● Items listed in a dataset:
+ + + +
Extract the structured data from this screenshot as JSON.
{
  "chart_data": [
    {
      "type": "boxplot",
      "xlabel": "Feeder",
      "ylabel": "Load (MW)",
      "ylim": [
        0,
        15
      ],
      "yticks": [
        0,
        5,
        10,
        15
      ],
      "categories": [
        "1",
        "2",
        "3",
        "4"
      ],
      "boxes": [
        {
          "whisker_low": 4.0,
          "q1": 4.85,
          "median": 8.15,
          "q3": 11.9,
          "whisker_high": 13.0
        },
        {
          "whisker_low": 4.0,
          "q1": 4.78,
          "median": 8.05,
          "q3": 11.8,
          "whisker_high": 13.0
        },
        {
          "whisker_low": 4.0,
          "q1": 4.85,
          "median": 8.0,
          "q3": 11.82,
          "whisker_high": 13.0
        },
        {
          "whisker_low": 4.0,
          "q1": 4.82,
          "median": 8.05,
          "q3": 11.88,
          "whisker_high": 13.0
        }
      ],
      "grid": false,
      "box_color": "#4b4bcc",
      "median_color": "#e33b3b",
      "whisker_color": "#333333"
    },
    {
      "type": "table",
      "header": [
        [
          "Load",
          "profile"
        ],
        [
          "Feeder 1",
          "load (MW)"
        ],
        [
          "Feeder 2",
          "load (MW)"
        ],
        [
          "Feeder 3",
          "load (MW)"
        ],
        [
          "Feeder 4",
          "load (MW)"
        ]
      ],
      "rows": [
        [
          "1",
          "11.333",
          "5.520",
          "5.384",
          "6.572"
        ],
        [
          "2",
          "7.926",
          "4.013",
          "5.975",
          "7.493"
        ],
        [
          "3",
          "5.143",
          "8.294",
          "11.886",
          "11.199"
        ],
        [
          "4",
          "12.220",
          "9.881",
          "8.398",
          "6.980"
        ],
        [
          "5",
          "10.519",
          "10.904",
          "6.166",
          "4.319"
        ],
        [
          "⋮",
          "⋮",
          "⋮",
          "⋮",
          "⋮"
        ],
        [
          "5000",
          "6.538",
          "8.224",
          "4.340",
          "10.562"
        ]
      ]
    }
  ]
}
+ + + +
● Problem description: Set down every record above exactly as given.

● Output for this exercise:
Extract the structured data from this screenshot as JSON.
{
  "chart_data": [
    {
      "type": "boxplot",
      "xlabel": "Feeder",
      "ylabel": "Load (MW)",
      "ylim": [
        0,
        15
      ],
      "yticks": [
        0,
        5,
        10,
        15
      ],
      "categories": [
        "1",
        "2",
        "3",
        "4"
      ],
      "boxes": [
        {
          "whisker_low": 4.0,
          "q1": 4.85,
          "median": 8.15,
          "q3": 11.9,
          "whisker_high": 13.0
        },
        {
          "whisker_low": 4.0,
          "q1": 4.78,
          "median": 8.05,
          "q3": 11.8,
          "whisker_high": 13.0
        },
        {
          "whisker_low": 4.0,
          "q1": 4.85,
          "median": 8.0,
          "q3": 11.82,
          "whisker_high": 13.0
        },
        {
          "whisker_low": 4.0,
          "q1": 4.82,
          "median": 8.05,
          "q3": 11.88,
          "whisker_high": 13.0
        }
      ],
      "grid": false,
      "box_color": "#4b4bcc",
      "median_color": "#e33b3b",
      "whisker_color": "#333333"
    },
    {
      "type": "table",
      "header": [
        [
          "Load",
          "profile"
        ],
        [
          "Feeder 1",
          "load (MW)"
        ],
        [
          "Feeder 2",
          "load (MW)"
        ],
        [
          "Feeder 3",
          "load (MW)"
        ],
        [
          "Feeder 4",
          "load (MW)"
        ]
      ],
      "rows": [
        [
          "1",
          "11.333",
          "5.520",
          "5.384",
          "6.572"
        ],
        [
          "2",
          "7.926",
          "4.013",
          "5.975",
          "7.493"
        ],
        [
          "3",
          "5.143",
          "8.294",
          "11.886",
          "11.199"
        ],
        [
          "4",
          "12.220",
          "9.881",
          "8.398",
          "6.980"
        ],
        [
          "5",
          "10.519",
          "10.904",
          "6.166",
          "4.319"
        ],
        [
          "⋮",
          "⋮",
          "⋮",
          "⋮",
          "⋮"
        ],
        [
          "5000",
          "6.538",
          "8.224",
          "4.340",
          "10.562"
        ]
      ]
    }
  ]
}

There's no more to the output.